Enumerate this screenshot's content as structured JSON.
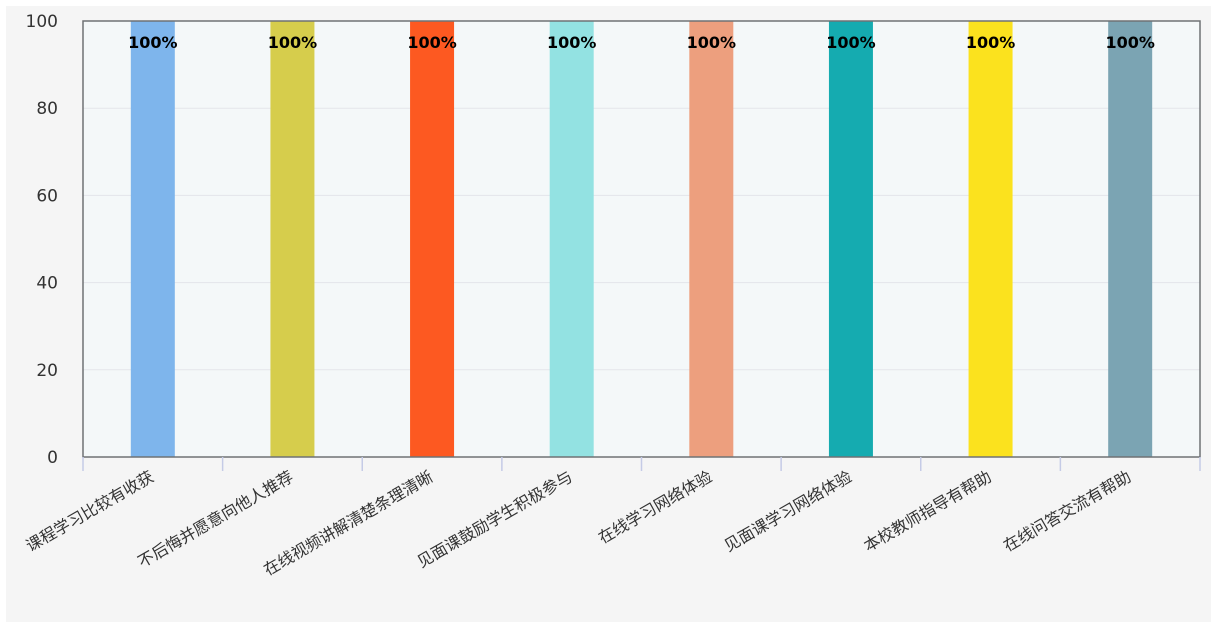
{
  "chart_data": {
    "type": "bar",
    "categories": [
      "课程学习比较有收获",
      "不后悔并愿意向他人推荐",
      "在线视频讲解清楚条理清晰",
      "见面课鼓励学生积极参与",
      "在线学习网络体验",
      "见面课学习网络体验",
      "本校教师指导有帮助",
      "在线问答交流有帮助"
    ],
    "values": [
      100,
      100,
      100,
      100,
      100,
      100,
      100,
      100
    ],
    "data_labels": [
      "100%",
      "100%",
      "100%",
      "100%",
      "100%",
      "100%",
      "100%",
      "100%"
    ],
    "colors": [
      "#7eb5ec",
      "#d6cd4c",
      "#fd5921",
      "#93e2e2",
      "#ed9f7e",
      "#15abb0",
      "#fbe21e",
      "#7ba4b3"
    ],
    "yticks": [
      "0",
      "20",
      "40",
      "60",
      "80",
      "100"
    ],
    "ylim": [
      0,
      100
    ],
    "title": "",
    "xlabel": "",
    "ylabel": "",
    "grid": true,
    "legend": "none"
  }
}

====

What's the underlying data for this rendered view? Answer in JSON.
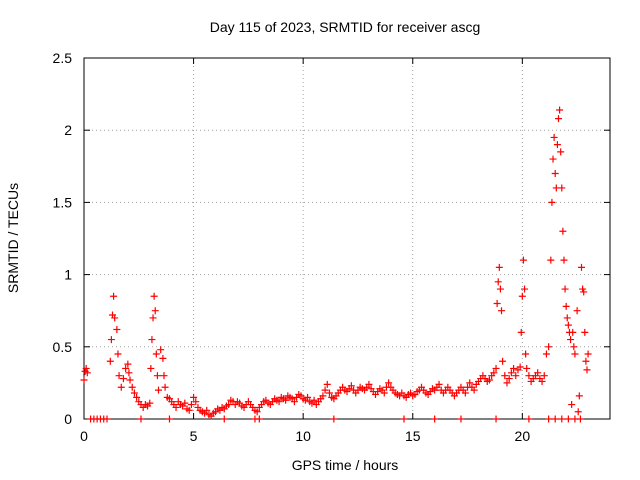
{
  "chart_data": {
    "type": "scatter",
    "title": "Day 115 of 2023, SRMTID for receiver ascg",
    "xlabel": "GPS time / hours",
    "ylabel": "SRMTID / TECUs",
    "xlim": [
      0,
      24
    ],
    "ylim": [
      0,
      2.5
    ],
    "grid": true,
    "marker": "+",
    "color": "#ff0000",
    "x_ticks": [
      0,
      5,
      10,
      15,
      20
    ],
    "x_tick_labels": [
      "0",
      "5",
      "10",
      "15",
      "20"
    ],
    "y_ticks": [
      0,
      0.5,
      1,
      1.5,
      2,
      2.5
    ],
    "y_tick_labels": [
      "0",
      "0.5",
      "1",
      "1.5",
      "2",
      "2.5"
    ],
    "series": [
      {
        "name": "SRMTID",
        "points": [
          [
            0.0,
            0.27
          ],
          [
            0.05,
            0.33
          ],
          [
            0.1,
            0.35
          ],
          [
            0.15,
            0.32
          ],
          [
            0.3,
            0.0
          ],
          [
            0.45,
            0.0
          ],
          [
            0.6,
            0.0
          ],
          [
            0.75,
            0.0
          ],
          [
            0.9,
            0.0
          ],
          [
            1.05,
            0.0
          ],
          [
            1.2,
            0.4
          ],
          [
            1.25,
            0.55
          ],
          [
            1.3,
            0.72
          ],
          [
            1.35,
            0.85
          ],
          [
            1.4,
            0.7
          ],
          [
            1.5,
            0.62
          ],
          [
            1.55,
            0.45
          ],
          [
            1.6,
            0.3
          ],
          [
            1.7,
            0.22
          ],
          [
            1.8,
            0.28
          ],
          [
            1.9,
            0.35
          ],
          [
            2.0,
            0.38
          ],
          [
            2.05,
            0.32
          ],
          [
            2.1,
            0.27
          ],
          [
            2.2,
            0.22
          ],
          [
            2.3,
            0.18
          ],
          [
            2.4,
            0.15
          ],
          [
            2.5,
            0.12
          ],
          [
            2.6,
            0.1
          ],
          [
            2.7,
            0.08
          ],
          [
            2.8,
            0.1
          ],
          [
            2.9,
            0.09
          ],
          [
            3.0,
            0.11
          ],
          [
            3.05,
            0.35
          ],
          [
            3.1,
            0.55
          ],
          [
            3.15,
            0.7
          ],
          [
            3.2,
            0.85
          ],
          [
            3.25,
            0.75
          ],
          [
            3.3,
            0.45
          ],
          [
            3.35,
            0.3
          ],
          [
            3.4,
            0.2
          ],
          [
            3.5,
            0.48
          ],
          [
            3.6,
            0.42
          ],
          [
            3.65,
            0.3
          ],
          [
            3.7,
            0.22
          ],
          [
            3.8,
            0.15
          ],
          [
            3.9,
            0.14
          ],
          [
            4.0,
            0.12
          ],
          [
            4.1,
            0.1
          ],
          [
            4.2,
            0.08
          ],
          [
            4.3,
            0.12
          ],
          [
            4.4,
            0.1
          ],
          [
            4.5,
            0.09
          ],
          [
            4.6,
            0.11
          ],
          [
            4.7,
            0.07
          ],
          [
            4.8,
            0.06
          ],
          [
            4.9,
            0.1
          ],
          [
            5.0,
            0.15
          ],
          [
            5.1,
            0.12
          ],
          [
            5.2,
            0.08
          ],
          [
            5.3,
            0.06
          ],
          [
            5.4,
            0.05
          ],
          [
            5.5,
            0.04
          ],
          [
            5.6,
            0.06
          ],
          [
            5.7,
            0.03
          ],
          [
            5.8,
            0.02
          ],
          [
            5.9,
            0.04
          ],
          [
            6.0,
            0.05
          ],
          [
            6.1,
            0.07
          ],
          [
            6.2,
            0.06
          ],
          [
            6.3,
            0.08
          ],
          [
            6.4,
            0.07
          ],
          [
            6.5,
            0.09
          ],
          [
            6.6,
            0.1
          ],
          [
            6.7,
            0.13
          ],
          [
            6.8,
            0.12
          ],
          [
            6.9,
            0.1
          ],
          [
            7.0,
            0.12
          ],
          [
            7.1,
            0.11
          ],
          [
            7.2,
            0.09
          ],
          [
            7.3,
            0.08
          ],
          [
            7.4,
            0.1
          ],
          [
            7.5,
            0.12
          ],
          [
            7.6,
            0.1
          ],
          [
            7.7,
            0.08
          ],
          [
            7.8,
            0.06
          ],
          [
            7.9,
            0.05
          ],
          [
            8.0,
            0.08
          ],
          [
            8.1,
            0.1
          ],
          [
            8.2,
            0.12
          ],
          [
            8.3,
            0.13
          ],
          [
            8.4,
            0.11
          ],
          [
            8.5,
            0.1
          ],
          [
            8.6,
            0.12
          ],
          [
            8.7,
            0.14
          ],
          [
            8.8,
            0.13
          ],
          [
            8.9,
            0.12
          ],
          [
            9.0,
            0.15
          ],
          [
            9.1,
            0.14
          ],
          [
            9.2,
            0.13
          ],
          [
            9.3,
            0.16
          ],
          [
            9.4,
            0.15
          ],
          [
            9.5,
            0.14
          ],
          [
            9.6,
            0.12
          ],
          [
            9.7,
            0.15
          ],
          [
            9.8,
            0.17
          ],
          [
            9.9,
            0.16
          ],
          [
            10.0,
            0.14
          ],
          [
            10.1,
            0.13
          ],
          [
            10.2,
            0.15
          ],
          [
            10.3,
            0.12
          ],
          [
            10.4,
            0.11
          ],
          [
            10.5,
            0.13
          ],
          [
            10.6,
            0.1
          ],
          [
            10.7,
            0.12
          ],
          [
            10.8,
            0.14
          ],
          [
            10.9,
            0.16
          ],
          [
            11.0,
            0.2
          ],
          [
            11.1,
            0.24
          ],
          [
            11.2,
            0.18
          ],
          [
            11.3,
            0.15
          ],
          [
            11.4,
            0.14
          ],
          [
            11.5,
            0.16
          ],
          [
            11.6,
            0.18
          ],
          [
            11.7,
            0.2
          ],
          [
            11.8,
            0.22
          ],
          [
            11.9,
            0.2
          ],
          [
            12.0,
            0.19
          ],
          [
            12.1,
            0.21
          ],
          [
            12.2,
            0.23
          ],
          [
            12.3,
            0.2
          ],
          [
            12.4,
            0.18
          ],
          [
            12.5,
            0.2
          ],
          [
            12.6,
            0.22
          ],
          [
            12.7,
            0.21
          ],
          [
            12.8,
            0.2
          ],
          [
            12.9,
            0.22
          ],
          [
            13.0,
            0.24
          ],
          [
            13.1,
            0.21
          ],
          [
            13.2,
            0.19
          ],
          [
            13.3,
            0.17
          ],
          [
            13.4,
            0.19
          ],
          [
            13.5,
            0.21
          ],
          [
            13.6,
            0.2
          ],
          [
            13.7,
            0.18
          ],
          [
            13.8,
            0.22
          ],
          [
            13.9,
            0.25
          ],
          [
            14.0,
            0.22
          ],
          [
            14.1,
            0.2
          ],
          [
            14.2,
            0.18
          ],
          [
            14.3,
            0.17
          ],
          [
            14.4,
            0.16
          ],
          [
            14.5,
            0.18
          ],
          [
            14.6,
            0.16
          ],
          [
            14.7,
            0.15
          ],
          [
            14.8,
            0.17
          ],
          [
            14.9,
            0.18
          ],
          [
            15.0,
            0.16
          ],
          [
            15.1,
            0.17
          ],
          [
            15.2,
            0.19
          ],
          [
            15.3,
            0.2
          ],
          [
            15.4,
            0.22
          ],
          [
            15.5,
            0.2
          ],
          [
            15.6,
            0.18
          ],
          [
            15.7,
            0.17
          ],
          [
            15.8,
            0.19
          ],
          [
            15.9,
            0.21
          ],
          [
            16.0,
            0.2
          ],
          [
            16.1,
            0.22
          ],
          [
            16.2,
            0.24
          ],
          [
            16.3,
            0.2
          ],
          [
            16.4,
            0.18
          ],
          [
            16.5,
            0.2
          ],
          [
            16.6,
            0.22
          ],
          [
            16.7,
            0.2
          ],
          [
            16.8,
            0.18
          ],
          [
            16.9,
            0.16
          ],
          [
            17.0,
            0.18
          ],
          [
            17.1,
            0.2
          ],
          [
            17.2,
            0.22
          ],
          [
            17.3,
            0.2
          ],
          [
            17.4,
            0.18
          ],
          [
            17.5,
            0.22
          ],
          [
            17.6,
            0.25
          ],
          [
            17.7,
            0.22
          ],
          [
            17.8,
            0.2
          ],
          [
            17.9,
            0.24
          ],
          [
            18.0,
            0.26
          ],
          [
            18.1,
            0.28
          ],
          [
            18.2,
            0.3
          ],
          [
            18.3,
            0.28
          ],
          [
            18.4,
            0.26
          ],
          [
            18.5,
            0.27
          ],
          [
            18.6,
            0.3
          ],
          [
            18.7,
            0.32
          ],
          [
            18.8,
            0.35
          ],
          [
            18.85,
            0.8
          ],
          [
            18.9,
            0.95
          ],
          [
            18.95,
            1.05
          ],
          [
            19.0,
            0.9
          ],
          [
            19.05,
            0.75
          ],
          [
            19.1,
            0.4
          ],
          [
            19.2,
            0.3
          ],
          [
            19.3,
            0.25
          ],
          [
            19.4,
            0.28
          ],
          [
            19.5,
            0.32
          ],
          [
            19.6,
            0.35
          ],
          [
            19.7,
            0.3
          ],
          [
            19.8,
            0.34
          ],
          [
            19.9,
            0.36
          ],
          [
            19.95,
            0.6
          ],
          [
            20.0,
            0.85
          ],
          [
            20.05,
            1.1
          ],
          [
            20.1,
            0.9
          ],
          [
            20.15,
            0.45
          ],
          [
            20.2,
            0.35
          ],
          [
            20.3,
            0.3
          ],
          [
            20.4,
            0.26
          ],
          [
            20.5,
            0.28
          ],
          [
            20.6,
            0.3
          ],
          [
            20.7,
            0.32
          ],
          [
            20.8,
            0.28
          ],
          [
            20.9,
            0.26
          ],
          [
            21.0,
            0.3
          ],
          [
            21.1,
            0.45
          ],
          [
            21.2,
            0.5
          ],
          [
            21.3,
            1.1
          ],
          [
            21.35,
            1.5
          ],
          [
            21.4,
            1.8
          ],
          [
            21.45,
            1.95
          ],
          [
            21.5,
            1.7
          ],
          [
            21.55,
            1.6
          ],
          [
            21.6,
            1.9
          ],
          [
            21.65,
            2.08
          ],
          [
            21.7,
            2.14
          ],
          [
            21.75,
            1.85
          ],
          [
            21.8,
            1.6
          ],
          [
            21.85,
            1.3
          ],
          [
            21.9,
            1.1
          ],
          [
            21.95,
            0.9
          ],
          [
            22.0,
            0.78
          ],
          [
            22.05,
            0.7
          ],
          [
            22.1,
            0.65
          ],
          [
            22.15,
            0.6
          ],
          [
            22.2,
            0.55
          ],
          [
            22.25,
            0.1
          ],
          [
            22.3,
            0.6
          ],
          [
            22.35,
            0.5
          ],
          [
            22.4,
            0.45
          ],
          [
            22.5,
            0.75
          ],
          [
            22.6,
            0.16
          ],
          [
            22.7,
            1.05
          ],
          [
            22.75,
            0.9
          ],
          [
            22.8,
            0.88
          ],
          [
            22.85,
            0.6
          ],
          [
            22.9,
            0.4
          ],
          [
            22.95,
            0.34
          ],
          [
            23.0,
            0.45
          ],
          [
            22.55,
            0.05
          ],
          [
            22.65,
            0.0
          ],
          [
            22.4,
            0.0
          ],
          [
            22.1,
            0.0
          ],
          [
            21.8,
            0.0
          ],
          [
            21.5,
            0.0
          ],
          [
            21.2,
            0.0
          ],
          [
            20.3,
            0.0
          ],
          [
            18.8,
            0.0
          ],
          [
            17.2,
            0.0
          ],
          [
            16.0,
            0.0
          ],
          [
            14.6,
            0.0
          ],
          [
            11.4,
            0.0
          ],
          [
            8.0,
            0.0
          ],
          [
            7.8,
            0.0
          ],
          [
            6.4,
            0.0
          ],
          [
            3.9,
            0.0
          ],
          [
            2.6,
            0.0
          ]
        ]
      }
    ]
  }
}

====

YOUR TASK:
Go over the records above line by line and count those holding the word "JSON". Reply only with the number.

THE RESPONSE:
2